** DATASET RECORDS follows **

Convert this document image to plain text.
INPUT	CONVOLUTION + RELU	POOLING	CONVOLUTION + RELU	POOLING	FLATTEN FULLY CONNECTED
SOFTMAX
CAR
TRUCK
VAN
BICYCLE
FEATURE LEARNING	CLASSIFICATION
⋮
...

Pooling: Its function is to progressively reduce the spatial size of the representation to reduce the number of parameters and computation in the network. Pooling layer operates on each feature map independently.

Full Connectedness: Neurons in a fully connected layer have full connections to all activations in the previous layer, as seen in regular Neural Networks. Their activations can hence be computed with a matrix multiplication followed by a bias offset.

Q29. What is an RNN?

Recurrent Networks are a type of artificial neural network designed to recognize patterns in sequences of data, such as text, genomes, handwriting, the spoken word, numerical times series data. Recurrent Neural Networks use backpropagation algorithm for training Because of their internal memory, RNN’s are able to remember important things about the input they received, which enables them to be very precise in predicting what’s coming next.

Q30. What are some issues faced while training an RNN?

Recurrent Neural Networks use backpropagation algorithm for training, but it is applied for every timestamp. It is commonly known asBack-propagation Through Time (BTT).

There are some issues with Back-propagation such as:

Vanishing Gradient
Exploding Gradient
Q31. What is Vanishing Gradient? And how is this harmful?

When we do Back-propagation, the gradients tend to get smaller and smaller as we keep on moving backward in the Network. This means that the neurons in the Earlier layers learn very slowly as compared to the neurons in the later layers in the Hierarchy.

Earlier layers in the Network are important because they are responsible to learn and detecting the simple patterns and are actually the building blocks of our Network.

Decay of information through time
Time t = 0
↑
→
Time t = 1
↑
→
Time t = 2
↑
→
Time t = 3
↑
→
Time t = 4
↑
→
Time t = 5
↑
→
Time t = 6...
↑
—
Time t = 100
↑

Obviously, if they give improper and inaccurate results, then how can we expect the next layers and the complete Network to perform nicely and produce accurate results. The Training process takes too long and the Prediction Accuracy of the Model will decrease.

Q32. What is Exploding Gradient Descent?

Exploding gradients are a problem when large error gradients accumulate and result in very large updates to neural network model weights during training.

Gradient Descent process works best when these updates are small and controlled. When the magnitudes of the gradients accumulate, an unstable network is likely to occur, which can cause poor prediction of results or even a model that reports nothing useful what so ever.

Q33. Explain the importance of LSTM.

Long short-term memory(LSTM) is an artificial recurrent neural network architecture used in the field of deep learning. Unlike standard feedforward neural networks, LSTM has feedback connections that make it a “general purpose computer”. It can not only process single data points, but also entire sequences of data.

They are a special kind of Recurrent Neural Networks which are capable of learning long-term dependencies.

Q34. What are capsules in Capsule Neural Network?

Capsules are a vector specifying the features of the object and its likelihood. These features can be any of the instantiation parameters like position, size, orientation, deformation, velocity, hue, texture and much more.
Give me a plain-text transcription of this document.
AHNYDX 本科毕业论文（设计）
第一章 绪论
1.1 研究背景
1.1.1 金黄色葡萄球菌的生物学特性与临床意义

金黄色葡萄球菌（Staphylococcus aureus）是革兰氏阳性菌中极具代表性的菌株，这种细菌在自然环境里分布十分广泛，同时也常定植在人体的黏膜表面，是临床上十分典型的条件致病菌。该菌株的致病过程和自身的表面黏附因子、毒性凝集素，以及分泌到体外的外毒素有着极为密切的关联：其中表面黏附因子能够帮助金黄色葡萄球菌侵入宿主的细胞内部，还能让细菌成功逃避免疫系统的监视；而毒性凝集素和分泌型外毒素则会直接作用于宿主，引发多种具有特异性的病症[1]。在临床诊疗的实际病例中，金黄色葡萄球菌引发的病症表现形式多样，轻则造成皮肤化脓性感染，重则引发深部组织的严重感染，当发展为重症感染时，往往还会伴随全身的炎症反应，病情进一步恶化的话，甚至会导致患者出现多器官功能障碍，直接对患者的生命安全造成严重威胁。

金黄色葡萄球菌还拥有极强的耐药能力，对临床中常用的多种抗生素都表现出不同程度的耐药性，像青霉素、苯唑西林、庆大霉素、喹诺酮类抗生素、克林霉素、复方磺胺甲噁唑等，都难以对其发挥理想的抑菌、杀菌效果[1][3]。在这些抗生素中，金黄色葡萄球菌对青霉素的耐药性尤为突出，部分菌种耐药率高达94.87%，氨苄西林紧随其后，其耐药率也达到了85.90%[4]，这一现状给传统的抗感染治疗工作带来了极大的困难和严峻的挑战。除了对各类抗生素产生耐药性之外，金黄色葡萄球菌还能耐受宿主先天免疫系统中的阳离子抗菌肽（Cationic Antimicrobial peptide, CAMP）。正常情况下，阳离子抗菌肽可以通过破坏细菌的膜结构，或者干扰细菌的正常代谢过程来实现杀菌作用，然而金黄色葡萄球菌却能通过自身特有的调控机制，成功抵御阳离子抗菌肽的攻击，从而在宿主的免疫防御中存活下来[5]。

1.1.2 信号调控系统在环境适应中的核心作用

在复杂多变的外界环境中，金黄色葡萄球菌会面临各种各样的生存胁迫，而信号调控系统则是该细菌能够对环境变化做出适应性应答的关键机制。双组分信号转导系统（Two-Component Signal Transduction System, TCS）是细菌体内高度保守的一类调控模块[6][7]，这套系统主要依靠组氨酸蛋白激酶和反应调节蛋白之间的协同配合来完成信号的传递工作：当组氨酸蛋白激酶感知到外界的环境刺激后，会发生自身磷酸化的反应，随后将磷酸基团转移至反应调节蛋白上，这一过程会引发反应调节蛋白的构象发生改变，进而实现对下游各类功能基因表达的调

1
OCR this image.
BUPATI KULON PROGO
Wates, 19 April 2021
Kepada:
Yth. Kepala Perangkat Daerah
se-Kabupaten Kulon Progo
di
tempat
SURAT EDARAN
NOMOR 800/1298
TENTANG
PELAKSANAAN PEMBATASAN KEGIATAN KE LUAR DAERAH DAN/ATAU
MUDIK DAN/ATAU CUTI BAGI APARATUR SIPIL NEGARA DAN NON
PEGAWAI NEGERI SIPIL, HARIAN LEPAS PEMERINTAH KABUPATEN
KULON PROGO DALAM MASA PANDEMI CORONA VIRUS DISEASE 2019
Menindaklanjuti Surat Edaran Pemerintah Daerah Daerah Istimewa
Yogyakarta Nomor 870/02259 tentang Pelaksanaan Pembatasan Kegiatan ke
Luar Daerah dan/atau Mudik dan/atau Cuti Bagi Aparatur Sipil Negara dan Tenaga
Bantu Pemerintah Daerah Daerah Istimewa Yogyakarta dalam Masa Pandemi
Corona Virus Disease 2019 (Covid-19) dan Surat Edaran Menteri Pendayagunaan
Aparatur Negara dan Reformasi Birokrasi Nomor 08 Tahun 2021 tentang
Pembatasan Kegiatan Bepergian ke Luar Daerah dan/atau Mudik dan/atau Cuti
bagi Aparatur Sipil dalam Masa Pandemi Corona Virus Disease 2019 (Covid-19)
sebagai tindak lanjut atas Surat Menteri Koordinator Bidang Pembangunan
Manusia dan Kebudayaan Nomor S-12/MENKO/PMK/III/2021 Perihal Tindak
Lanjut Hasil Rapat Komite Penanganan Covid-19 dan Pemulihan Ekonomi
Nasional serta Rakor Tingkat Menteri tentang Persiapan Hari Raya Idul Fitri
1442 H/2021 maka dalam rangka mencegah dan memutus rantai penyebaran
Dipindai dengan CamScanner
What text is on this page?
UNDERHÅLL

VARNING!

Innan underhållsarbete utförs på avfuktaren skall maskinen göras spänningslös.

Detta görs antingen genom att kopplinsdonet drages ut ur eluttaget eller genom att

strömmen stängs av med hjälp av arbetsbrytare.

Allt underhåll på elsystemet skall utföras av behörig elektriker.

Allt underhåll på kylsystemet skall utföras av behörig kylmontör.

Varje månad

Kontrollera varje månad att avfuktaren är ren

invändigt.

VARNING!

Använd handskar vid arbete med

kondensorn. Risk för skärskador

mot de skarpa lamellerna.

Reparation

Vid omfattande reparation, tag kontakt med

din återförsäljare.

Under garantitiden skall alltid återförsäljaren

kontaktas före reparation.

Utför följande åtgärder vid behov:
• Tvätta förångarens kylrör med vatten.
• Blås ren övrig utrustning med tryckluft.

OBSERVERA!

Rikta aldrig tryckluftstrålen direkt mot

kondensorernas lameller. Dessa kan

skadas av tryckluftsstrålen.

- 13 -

** End of DATASET RECORDS **

• DIRECTIONS FOR THIS TASK: The lines to return are those in the entries above that hold "Vanishing".

• RESPONSE BELOW:
Vanishing Gradient
Q31. What is Vanishing Gradient? And how is this harmful?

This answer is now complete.